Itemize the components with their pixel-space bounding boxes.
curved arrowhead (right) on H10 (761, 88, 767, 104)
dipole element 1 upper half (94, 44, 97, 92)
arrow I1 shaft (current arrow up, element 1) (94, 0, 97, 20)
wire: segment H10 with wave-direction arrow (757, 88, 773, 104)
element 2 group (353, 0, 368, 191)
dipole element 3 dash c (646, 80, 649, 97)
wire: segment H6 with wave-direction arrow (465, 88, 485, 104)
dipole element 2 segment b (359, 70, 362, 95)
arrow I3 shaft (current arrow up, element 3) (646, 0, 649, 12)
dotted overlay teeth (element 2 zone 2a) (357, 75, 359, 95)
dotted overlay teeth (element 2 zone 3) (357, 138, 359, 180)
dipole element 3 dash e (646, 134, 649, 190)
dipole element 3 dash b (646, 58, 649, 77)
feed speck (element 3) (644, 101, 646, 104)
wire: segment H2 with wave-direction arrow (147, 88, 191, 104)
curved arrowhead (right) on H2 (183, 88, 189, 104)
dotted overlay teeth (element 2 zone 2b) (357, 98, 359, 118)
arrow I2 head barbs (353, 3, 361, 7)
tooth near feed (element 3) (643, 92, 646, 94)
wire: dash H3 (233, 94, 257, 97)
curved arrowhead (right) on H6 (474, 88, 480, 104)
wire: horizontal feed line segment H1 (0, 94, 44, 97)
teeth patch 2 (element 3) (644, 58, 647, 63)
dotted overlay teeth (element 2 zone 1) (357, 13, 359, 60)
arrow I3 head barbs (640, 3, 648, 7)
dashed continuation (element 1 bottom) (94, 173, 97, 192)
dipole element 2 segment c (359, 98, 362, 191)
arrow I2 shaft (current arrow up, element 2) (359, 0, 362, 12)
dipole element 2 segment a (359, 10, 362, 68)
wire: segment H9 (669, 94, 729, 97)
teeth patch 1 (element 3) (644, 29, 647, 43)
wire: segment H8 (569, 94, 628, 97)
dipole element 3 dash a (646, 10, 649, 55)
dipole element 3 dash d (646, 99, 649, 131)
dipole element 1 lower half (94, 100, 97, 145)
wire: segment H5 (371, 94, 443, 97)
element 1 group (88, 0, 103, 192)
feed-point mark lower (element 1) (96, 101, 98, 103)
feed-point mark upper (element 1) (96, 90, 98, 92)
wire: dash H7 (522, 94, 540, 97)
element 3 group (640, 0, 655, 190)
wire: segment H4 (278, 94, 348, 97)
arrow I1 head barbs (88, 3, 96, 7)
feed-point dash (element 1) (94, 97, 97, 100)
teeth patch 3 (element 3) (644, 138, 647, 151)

==

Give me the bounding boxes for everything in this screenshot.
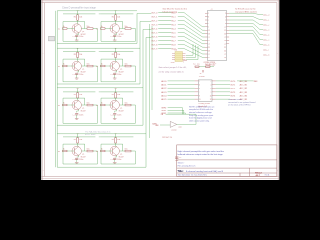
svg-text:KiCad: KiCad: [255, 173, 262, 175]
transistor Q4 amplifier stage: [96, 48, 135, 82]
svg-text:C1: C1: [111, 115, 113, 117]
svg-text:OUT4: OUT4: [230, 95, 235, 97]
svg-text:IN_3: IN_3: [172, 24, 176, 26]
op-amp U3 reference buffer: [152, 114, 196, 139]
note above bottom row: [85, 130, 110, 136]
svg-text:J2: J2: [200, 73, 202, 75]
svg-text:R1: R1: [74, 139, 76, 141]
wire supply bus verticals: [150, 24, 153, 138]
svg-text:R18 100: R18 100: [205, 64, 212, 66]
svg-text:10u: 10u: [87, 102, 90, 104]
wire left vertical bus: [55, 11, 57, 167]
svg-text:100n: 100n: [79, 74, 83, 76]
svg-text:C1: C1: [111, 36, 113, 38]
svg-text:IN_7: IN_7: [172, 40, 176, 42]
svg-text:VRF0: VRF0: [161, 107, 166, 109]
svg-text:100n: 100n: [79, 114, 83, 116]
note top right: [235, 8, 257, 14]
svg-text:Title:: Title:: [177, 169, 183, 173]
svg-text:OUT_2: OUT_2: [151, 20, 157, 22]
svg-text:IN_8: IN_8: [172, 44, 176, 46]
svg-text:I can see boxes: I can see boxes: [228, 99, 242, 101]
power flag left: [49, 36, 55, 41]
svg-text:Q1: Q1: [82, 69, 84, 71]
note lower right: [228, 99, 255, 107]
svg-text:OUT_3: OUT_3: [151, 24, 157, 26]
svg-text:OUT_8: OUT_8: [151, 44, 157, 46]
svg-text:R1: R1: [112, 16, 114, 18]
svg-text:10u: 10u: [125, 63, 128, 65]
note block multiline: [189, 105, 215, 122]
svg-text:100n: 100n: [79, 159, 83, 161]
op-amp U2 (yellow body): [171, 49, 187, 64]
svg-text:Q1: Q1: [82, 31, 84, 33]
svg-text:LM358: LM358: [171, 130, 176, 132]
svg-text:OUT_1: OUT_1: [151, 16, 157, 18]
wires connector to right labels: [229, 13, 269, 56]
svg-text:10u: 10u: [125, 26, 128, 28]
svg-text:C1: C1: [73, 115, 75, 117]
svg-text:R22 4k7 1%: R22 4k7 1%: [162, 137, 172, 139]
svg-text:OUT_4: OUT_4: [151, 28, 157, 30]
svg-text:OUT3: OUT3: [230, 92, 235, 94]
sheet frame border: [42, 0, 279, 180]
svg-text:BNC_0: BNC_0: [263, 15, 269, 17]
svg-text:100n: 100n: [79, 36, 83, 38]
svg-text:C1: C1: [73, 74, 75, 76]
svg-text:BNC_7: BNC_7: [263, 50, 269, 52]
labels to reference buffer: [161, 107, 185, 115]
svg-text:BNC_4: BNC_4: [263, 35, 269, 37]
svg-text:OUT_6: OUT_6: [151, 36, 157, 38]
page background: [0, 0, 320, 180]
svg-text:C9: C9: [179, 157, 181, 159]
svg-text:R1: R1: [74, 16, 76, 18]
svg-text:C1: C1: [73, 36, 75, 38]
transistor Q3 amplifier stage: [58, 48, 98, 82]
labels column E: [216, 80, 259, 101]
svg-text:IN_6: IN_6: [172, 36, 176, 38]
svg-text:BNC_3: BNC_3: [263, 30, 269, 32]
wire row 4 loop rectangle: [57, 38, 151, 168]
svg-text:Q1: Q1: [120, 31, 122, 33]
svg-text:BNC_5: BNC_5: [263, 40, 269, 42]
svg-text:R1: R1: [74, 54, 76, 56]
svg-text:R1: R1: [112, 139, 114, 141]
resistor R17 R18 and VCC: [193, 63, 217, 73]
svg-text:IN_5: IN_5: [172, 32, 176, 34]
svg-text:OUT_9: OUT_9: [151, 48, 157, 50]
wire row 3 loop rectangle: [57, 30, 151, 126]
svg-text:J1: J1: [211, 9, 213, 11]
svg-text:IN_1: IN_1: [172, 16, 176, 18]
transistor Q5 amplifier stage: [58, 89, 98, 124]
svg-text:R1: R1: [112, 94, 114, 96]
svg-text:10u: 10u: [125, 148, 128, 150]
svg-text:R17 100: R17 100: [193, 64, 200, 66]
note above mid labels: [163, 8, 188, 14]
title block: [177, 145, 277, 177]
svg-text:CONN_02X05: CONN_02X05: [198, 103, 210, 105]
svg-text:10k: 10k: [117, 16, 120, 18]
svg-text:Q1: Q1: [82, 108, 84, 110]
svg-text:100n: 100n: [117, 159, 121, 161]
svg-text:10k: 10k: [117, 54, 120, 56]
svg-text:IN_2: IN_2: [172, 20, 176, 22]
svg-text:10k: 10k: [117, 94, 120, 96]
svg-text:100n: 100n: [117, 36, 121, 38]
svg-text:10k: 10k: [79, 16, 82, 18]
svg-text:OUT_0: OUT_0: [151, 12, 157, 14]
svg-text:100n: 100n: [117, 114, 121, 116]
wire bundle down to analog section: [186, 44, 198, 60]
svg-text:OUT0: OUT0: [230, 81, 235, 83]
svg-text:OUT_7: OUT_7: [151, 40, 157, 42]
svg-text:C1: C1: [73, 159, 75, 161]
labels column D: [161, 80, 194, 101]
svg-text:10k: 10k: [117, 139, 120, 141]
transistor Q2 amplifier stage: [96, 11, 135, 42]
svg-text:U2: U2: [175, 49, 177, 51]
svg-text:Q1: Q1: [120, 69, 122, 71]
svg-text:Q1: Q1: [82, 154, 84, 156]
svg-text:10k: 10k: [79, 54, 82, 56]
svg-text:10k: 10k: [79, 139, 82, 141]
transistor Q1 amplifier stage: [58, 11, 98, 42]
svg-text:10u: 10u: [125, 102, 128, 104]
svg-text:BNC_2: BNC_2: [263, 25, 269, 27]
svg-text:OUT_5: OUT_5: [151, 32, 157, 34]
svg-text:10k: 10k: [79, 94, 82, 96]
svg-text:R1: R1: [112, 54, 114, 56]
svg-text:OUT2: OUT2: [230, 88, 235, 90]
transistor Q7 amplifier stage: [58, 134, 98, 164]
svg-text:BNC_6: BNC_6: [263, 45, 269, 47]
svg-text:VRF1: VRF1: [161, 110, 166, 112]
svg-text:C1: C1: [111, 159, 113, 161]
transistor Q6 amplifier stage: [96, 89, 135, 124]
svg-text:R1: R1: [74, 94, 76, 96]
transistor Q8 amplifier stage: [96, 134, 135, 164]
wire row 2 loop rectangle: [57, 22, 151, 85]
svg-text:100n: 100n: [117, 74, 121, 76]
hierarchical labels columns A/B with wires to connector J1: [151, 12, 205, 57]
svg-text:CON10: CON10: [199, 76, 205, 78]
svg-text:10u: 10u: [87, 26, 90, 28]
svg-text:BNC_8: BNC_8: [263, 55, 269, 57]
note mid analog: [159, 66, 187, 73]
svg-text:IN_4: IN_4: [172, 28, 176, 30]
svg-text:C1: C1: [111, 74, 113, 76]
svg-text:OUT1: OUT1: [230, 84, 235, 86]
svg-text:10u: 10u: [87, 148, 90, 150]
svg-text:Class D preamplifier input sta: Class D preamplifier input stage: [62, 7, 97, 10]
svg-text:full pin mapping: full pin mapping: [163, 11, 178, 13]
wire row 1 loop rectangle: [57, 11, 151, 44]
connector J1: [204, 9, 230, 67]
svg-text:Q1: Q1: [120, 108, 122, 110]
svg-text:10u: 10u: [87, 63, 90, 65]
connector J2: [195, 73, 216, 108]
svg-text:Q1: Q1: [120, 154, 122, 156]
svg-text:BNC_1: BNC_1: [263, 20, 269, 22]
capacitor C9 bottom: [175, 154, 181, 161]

◆ Written task
Lay out the material as a JSON list of strings, one string per line, beginning at the line that has "Itemize the components" and stopping after the line that has "dotted overlay teeth (element 2 zone 3)". Leave out any blank lines.

◆ Solution for this exercise
[
  "Itemize the components with their pixel-space bounding boxes.",
  "curved arrowhead (right) on H10 (761, 88, 767, 104)",
  "dipole element 1 upper half (94, 44, 97, 92)",
  "arrow I1 shaft (current arrow up, element 1) (94, 0, 97, 20)",
  "wire: segment H10 with wave-direction arrow (757, 88, 773, 104)",
  "element 2 group (353, 0, 368, 191)",
  "dipole element 3 dash c (646, 80, 649, 97)",
  "wire: segment H6 with wave-direction arrow (465, 88, 485, 104)",
  "dipole element 2 segment b (359, 70, 362, 95)",
  "arrow I3 shaft (current arrow up, element 3) (646, 0, 649, 12)",
  "dotted overlay teeth (element 2 zone 2a) (357, 75, 359, 95)",
  "dotted overlay teeth (element 2 zone 3) (357, 138, 359, 180)"
]